# Exercise details
All of the material below is to be repeated exactly.

═══ Exercise inputs ═══

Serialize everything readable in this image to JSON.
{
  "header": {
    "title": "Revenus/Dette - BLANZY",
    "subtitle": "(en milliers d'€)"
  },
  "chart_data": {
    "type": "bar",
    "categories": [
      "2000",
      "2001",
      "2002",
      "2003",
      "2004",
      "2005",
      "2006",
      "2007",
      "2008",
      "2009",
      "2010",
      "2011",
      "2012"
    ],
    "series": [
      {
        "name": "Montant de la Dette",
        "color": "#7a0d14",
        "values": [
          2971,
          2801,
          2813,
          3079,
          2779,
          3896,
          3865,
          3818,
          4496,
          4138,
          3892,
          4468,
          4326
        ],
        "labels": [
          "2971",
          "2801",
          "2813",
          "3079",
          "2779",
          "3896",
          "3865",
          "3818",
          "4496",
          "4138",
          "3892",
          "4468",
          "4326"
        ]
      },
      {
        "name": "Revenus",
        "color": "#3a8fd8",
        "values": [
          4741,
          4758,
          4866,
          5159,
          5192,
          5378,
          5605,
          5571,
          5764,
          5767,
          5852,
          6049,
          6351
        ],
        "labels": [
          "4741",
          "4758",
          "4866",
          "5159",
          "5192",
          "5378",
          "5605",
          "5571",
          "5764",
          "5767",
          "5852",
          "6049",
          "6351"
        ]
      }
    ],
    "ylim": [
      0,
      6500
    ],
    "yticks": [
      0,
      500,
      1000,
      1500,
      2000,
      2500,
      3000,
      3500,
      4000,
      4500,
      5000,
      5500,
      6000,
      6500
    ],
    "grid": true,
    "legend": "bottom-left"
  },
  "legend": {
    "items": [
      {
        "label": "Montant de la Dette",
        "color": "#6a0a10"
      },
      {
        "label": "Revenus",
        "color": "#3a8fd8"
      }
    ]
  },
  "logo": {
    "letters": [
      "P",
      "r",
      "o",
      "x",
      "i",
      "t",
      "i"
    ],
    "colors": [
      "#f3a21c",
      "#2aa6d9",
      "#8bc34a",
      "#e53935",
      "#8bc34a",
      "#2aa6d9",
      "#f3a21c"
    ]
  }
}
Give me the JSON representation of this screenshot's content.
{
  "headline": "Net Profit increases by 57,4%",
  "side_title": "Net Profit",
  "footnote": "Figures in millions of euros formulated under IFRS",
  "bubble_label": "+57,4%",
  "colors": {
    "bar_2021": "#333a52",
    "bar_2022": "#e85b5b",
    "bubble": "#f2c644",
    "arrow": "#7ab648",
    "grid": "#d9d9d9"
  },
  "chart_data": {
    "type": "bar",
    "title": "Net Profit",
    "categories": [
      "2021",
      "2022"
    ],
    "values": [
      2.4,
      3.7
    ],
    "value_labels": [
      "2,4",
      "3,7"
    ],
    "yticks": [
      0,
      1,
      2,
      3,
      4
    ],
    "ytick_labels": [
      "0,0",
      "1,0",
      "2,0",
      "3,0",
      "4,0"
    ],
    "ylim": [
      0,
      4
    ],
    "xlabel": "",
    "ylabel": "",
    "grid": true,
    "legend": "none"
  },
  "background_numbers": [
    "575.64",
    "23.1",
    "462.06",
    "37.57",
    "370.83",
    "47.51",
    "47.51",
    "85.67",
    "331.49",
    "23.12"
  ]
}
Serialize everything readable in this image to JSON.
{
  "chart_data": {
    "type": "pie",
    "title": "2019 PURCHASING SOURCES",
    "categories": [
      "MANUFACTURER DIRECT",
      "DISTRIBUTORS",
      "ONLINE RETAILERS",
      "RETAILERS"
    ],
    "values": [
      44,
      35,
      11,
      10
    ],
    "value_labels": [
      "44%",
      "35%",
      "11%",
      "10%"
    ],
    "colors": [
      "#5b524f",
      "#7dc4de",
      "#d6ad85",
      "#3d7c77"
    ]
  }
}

═══

# Exercise response
Serialize everything readable in this image to JSON.
{
  "header": {
    "title": "Revenus/Dette - BLANZY",
    "subtitle": "(en milliers d'€)"
  },
  "chart_data": {
    "type": "bar",
    "categories": [
      "2000",
      "2001",
      "2002",
      "2003",
      "2004",
      "2005",
      "2006",
      "2007",
      "2008",
      "2009",
      "2010",
      "2011",
      "2012"
    ],
    "series": [
      {
        "name": "Montant de la Dette",
        "color": "#7a0d14",
        "values": [
          2971,
          2801,
          2813,
          3079,
          2779,
          3896,
          3865,
          3818,
          4496,
          4138,
          3892,
          4468,
          4326
        ],
        "labels": [
          "2971",
          "2801",
          "2813",
          "3079",
          "2779",
          "3896",
          "3865",
          "3818",
          "4496",
          "4138",
          "3892",
          "4468",
          "4326"
        ]
      },
      {
        "name": "Revenus",
        "color": "#3a8fd8",
        "values": [
          4741,
          4758,
          4866,
          5159,
          5192,
          5378,
          5605,
          5571,
          5764,
          5767,
          5852,
          6049,
          6351
        ],
        "labels": [
          "4741",
          "4758",
          "4866",
          "5159",
          "5192",
          "5378",
          "5605",
          "5571",
          "5764",
          "5767",
          "5852",
          "6049",
          "6351"
        ]
      }
    ],
    "ylim": [
      0,
      6500
    ],
    "yticks": [
      0,
      500,
      1000,
      1500,
      2000,
      2500,
      3000,
      3500,
      4000,
      4500,
      5000,
      5500,
      6000,
      6500
    ],
    "grid": true,
    "legend": "bottom-left"
  },
  "legend": {
    "items": [
      {
        "label": "Montant de la Dette",
        "color": "#6a0a10"
      },
      {
        "label": "Revenus",
        "color": "#3a8fd8"
      }
    ]
  },
  "logo": {
    "letters": [
      "P",
      "r",
      "o",
      "x",
      "i",
      "t",
      "i"
    ],
    "colors": [
      "#f3a21c",
      "#2aa6d9",
      "#8bc34a",
      "#e53935",
      "#8bc34a",
      "#2aa6d9",
      "#f3a21c"
    ]
  }
}
Give me the JSON representation of this screenshot's content.
{
  "headline": "Net Profit increases by 57,4%",
  "side_title": "Net Profit",
  "footnote": "Figures in millions of euros formulated under IFRS",
  "bubble_label": "+57,4%",
  "colors": {
    "bar_2021": "#333a52",
    "bar_2022": "#e85b5b",
    "bubble": "#f2c644",
    "arrow": "#7ab648",
    "grid": "#d9d9d9"
  },
  "chart_data": {
    "type": "bar",
    "title": "Net Profit",
    "categories": [
      "2021",
      "2022"
    ],
    "values": [
      2.4,
      3.7
    ],
    "value_labels": [
      "2,4",
      "3,7"
    ],
    "yticks": [
      0,
      1,
      2,
      3,
      4
    ],
    "ytick_labels": [
      "0,0",
      "1,0",
      "2,0",
      "3,0",
      "4,0"
    ],
    "ylim": [
      0,
      4
    ],
    "xlabel": "",
    "ylabel": "",
    "grid": true,
    "legend": "none"
  },
  "background_numbers": [
    "575.64",
    "23.1",
    "462.06",
    "37.57",
    "370.83",
    "47.51",
    "47.51",
    "85.67",
    "331.49",
    "23.12"
  ]
}
Serialize everything readable in this image to JSON.
{
  "chart_data": {
    "type": "pie",
    "title": "2019 PURCHASING SOURCES",
    "categories": [
      "MANUFACTURER DIRECT",
      "DISTRIBUTORS",
      "ONLINE RETAILERS",
      "RETAILERS"
    ],
    "values": [
      44,
      35,
      11,
      10
    ],
    "value_labels": [
      "44%",
      "35%",
      "11%",
      "10%"
    ],
    "colors": [
      "#5b524f",
      "#7dc4de",
      "#d6ad85",
      "#3d7c77"
    ]
  }
}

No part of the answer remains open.